- _YOUR TASK_:
Give the number of lines in the listing that hold the word "equation". Write nothing but that number.

- _SUPPLIED RECORDS_:
___
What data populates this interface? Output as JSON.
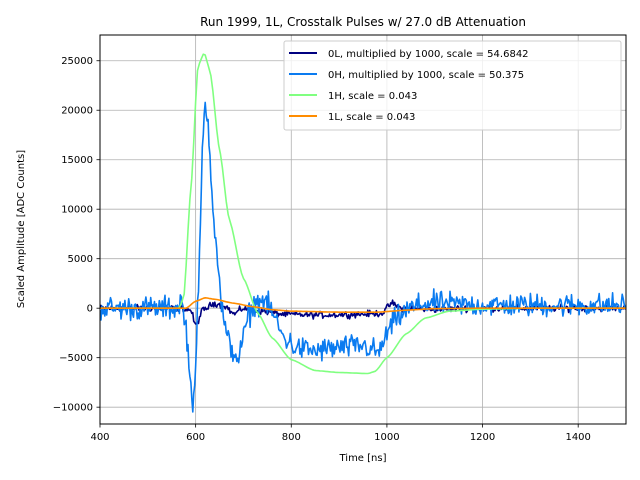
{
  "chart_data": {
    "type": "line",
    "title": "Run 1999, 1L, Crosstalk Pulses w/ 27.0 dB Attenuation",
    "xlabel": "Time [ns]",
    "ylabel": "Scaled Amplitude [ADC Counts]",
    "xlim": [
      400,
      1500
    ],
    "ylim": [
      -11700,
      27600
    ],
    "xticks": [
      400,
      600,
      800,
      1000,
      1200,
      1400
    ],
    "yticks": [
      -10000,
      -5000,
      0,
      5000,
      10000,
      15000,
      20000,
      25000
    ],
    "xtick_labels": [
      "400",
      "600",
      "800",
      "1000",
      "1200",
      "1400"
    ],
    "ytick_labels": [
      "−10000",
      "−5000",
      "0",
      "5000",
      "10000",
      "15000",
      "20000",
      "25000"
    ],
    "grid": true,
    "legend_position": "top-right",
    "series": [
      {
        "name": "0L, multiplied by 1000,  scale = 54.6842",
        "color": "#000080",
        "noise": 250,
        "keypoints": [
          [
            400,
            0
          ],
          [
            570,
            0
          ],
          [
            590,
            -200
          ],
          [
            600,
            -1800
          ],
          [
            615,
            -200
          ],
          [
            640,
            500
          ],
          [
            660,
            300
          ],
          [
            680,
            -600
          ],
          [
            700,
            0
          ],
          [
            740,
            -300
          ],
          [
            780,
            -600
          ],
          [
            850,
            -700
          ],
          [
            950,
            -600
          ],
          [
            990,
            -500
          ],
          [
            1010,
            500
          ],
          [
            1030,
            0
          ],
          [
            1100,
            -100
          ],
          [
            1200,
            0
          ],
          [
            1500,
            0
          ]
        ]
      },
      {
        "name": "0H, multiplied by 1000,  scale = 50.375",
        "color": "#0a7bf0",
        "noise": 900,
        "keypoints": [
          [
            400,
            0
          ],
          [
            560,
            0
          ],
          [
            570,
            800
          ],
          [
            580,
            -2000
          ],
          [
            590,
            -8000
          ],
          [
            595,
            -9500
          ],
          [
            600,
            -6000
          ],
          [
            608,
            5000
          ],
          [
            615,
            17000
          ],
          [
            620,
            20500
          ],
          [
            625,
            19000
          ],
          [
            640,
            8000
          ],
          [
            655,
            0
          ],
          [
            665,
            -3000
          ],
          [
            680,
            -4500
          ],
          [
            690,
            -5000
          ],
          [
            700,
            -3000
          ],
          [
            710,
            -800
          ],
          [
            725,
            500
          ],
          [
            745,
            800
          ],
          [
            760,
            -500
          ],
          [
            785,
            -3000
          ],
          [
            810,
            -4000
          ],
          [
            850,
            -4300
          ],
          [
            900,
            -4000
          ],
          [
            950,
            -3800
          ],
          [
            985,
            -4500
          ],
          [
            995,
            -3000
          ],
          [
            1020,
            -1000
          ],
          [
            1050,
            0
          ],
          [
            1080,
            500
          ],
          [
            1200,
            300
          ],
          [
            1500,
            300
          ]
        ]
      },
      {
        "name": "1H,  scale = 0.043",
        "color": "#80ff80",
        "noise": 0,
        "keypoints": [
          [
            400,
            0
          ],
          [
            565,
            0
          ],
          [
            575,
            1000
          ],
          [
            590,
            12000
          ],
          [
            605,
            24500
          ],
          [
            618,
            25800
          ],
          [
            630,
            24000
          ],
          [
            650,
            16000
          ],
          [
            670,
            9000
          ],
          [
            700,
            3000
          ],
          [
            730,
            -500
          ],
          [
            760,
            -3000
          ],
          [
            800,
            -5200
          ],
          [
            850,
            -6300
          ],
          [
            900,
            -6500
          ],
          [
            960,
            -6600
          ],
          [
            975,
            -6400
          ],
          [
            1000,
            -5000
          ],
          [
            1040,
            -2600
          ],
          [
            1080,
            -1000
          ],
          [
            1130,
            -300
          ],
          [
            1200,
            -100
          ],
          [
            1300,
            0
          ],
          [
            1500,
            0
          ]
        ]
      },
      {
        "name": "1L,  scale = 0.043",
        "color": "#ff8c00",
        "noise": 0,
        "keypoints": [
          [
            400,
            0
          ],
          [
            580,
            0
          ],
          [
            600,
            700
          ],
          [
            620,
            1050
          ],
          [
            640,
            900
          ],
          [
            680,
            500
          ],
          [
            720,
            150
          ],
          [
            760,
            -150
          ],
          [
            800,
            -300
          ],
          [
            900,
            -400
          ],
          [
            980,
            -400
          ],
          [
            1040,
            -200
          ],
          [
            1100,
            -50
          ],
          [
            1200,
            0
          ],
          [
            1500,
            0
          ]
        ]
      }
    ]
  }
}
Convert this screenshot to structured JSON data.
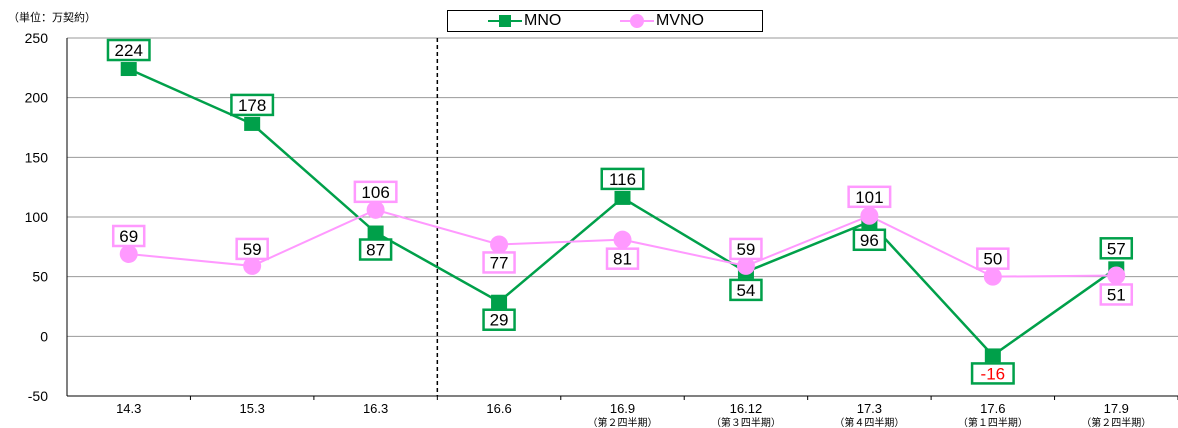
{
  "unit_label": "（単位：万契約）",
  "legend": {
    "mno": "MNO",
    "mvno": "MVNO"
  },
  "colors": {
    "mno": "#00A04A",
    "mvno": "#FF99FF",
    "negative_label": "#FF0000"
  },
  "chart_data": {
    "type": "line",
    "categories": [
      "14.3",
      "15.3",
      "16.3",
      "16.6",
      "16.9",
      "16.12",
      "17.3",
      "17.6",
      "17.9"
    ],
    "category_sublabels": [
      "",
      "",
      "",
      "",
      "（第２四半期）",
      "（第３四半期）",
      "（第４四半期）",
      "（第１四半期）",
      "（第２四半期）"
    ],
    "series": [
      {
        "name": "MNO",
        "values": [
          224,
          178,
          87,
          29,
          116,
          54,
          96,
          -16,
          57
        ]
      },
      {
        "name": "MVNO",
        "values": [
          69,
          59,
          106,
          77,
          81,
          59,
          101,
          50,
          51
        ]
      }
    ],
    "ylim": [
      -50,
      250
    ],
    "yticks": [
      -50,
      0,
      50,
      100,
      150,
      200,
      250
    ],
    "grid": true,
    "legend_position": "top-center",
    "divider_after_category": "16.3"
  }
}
___
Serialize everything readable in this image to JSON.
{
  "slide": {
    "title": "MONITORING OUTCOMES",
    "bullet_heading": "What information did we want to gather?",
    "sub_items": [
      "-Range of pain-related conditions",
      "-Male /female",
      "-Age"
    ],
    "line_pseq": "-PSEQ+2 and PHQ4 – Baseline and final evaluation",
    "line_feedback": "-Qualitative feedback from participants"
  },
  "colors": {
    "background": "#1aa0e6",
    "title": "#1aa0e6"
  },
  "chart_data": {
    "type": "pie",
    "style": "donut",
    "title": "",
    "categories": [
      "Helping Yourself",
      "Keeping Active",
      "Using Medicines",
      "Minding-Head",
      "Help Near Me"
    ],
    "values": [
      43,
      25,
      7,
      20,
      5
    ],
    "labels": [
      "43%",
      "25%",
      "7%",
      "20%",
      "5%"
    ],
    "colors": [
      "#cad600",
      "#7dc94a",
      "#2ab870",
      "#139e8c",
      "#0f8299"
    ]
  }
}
___
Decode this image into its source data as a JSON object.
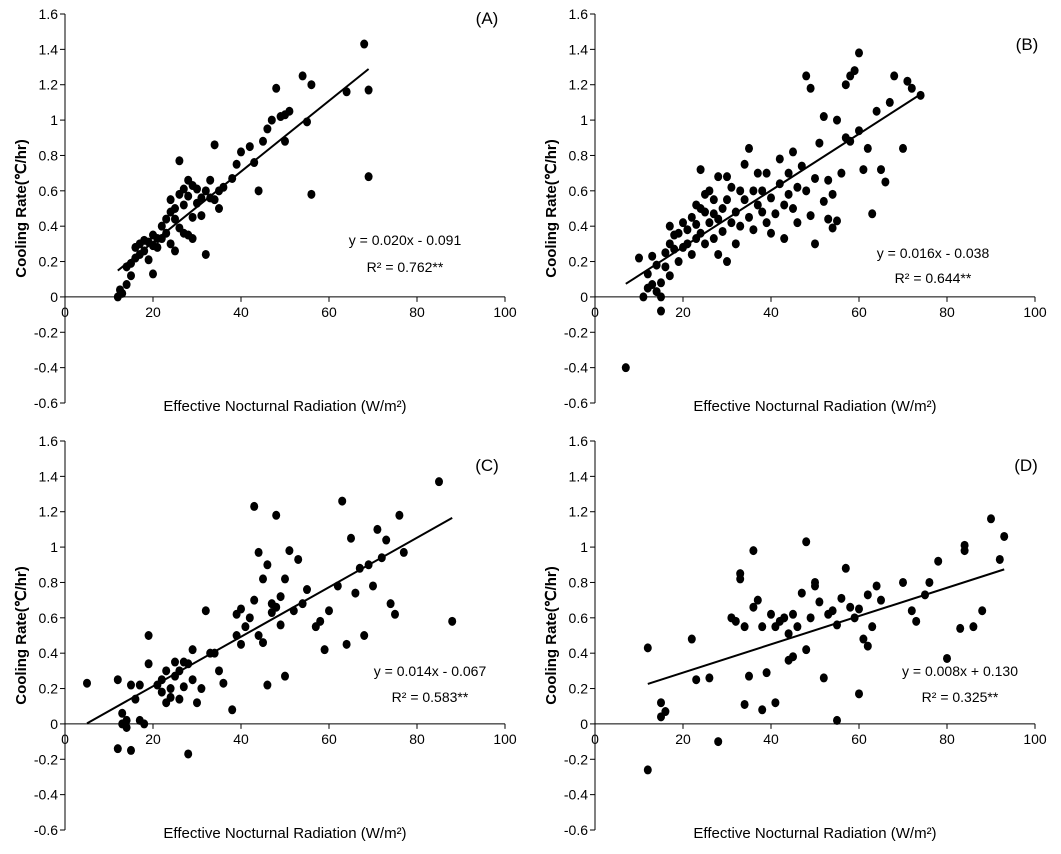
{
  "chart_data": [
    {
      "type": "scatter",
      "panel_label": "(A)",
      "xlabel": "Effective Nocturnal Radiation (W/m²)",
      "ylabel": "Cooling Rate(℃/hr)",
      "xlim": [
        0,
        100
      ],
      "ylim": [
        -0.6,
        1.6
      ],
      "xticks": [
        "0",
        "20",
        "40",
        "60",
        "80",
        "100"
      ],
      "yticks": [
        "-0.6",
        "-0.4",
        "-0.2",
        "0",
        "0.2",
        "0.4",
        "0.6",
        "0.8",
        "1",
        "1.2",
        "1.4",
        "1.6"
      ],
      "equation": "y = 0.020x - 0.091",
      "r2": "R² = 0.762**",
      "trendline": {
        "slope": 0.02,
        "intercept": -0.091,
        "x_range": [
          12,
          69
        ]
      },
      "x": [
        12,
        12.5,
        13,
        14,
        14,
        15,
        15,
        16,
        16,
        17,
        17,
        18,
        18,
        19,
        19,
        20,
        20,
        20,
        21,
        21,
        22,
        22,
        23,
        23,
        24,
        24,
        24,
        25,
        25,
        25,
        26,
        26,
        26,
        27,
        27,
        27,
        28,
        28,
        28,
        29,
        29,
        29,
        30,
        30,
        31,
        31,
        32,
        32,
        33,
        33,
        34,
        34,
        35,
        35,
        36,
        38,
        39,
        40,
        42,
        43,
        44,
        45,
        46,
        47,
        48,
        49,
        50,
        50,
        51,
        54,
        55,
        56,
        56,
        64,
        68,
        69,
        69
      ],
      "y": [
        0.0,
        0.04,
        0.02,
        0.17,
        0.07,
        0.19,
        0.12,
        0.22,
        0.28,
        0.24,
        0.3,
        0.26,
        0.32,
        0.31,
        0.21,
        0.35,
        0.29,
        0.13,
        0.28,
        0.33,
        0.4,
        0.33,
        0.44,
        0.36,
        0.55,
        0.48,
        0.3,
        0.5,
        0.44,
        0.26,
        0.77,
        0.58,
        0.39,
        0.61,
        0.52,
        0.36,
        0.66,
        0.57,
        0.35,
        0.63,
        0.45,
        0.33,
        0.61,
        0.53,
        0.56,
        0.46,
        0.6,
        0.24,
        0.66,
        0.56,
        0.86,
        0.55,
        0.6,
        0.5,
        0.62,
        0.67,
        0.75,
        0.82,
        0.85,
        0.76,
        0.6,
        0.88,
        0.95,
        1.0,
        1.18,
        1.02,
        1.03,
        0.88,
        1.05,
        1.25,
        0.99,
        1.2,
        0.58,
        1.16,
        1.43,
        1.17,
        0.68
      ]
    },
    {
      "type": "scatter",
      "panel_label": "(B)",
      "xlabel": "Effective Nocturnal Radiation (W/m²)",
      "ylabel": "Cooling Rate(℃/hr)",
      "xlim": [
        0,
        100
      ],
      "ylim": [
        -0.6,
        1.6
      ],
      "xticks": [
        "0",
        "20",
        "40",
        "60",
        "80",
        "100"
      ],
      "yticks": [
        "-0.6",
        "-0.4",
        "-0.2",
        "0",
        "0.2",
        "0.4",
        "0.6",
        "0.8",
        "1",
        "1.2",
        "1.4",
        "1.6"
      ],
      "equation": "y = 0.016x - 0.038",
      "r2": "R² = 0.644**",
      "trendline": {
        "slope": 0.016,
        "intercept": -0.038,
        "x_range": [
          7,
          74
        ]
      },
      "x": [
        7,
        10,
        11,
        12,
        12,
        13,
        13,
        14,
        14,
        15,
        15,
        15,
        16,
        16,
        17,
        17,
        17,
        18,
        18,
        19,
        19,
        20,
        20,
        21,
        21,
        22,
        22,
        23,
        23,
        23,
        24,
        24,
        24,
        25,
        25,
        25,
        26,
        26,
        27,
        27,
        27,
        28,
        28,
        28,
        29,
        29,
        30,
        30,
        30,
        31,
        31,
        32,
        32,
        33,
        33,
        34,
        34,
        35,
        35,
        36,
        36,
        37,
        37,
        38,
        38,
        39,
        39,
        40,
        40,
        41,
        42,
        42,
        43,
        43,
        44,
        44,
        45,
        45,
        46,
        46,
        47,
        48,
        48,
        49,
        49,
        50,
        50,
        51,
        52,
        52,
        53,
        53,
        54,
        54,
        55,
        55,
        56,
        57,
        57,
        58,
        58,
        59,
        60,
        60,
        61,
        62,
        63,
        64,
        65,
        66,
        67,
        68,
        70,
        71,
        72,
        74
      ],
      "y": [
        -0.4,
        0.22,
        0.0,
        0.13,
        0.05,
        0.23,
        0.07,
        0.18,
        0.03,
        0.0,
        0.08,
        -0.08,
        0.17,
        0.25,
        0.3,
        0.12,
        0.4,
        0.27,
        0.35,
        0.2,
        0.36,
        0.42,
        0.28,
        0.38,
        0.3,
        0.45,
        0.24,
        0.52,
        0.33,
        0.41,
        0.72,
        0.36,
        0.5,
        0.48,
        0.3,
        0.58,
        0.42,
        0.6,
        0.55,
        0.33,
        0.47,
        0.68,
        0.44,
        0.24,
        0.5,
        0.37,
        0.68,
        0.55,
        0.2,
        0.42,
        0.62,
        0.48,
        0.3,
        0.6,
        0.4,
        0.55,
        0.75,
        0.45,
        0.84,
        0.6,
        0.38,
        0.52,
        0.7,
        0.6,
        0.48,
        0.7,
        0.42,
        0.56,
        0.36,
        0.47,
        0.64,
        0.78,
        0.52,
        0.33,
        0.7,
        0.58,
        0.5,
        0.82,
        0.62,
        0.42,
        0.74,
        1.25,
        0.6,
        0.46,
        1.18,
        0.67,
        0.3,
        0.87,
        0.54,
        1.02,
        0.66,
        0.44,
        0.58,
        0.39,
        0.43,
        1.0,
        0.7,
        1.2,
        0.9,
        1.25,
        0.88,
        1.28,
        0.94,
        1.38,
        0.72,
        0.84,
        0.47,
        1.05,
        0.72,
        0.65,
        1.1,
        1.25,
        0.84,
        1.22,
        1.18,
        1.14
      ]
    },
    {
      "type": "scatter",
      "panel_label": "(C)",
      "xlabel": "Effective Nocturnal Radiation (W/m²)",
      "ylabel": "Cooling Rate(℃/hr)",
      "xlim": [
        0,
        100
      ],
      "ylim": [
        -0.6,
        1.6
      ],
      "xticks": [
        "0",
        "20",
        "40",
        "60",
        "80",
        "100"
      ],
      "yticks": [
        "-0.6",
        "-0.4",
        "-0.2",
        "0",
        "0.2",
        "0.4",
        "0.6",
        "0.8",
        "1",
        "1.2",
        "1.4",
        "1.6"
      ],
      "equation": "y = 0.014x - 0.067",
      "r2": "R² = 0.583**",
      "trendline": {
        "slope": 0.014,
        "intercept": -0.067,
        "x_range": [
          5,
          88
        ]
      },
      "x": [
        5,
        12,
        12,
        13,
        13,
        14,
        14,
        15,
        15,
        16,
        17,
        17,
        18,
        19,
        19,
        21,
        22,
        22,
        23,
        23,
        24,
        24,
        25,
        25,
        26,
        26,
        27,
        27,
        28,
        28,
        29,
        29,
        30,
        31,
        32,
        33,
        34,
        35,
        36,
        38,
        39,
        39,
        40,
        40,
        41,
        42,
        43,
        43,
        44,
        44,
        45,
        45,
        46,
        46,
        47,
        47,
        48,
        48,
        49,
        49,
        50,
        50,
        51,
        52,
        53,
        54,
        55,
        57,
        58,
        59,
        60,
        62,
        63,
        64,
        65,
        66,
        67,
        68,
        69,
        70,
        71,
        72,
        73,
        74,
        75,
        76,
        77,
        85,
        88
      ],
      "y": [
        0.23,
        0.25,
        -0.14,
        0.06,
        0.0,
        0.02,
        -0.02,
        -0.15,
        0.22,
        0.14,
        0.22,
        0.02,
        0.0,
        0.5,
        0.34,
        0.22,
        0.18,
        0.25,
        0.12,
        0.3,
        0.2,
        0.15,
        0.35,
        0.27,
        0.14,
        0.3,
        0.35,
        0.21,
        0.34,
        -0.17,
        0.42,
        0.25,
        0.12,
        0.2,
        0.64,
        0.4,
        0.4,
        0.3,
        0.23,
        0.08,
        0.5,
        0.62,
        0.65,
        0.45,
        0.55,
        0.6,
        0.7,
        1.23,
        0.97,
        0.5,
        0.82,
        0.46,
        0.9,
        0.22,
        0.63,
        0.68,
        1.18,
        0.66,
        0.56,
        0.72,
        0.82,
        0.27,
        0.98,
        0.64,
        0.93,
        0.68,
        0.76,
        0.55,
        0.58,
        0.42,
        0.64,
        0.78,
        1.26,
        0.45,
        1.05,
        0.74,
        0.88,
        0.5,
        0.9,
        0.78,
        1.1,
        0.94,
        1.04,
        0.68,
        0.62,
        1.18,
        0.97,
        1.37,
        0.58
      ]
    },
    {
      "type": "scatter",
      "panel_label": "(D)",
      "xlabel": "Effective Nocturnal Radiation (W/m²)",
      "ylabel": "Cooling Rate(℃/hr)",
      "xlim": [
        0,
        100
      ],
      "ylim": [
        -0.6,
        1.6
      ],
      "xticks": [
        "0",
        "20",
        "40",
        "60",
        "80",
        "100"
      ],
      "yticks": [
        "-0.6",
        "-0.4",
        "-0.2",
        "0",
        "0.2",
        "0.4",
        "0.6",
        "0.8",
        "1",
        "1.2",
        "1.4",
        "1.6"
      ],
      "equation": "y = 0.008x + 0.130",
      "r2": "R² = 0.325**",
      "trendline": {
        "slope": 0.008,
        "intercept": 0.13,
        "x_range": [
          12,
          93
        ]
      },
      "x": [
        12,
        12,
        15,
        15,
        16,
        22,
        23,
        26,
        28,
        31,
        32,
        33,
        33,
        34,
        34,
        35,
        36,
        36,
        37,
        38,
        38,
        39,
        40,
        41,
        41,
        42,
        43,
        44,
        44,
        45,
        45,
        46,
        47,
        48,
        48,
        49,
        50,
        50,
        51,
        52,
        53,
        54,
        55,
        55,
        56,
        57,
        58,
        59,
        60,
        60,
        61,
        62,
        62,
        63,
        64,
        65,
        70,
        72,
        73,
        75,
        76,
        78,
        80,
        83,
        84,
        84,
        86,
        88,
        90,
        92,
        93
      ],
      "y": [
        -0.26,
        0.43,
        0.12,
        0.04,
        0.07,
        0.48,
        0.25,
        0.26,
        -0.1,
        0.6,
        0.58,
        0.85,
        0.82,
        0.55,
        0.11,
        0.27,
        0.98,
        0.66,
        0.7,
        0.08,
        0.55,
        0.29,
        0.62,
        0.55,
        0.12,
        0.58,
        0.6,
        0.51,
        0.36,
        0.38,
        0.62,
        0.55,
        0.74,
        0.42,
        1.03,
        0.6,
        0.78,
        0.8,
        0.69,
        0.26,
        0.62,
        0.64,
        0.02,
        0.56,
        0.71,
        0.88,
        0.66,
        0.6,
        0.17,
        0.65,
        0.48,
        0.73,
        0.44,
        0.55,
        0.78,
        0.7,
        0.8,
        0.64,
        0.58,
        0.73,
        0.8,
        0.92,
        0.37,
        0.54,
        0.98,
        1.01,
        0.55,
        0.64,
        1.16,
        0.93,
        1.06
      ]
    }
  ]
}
___
- _FULL OUTPUT_:
4